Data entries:
-- start --
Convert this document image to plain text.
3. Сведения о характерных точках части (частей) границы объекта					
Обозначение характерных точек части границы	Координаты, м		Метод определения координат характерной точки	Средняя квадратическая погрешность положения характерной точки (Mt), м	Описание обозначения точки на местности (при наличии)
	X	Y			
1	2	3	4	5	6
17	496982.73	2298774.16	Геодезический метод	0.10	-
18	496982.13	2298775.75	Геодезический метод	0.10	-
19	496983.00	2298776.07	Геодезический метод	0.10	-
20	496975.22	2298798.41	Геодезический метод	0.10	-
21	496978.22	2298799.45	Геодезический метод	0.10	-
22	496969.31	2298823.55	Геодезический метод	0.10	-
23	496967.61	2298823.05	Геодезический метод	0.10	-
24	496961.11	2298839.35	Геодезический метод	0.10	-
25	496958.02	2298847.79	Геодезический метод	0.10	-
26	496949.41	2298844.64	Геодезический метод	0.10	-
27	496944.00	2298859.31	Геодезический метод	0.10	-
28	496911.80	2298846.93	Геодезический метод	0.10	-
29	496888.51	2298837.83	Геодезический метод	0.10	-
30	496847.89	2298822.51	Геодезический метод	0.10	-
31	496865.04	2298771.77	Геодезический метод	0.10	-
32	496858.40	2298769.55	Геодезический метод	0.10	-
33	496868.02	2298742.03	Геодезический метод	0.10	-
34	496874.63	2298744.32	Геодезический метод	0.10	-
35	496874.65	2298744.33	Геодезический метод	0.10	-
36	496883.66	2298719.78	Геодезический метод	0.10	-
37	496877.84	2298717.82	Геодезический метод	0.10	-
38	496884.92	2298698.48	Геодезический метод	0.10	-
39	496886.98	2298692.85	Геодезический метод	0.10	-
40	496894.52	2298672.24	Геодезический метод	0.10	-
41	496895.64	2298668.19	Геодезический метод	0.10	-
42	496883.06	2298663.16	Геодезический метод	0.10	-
-- end --
## Task description
Where a line of the entries contains the word "части", copy that line.

## Result of this exercise
3. Сведения о характерных точках части (частей) границы объекта					
Обозначение характерных точек части границы	Координаты, м		Метод определения координат характерной точки	Средняя квадратическая погрешность положения характерной точки (Mt), м	Описание обозначения точки на местности (при наличии)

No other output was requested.